Record excerpts.
*****
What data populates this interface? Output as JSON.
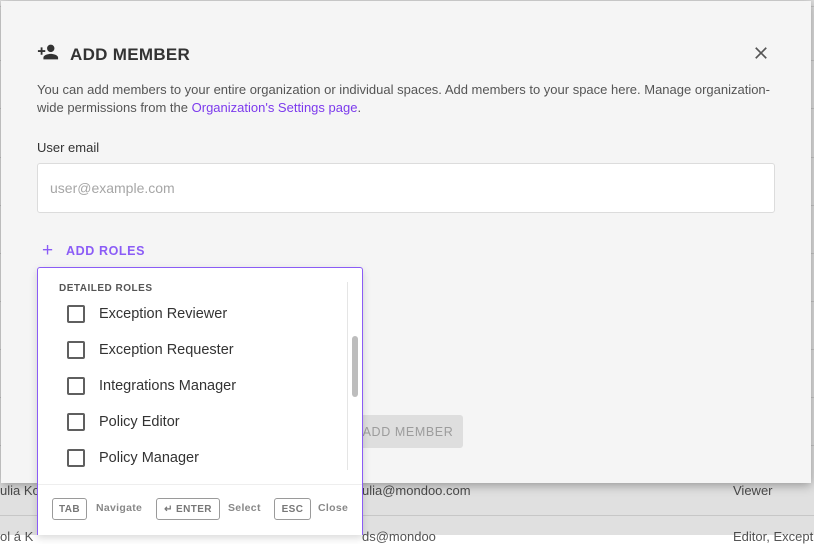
{
  "background": {
    "row_1": {
      "name": "ulia Kor",
      "email": "ulia@mondoo.com",
      "role": "Viewer"
    },
    "row_2": {
      "name": "ol á K",
      "email": "ds@mondoo",
      "role": "Editor, Exceptio"
    }
  },
  "dialog": {
    "title": "ADD MEMBER",
    "title_icon": "person-add-icon",
    "close_icon": "close-icon",
    "description": "You can add members to your entire organization or individual spaces. Add members to your space here. Manage organization-wide permissions from the ",
    "settings_link": "Organization's Settings page",
    "description_end": ".",
    "email_label": "User email",
    "email_placeholder": "user@example.com",
    "email_value": "",
    "add_roles_icon": "plus-icon",
    "add_roles_label": "ADD ROLES",
    "add_member_button": "ADD MEMBER"
  },
  "roles_menu": {
    "section_title": "DETAILED ROLES",
    "items": [
      {
        "label": "Exception Reviewer",
        "checked": false
      },
      {
        "label": "Exception Requester",
        "checked": false
      },
      {
        "label": "Integrations Manager",
        "checked": false
      },
      {
        "label": "Policy Editor",
        "checked": false
      },
      {
        "label": "Policy Manager",
        "checked": false
      }
    ],
    "footer": [
      {
        "key": "TAB",
        "action": "Navigate"
      },
      {
        "key": "↵ ENTER",
        "action": "Select"
      },
      {
        "key": "ESC",
        "action": "Close"
      }
    ]
  },
  "colors": {
    "accent": "#8b5cf6",
    "link": "#7c3aed",
    "dialog_bg": "#f5f5f5",
    "disabled_button_bg": "#dedede"
  }
}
*****
Objective.
From the listing, copy every line where the string "Editor" appears.

Solution for this problem.
      "role": "Editor, Exceptio"
        "label": "Policy Editor",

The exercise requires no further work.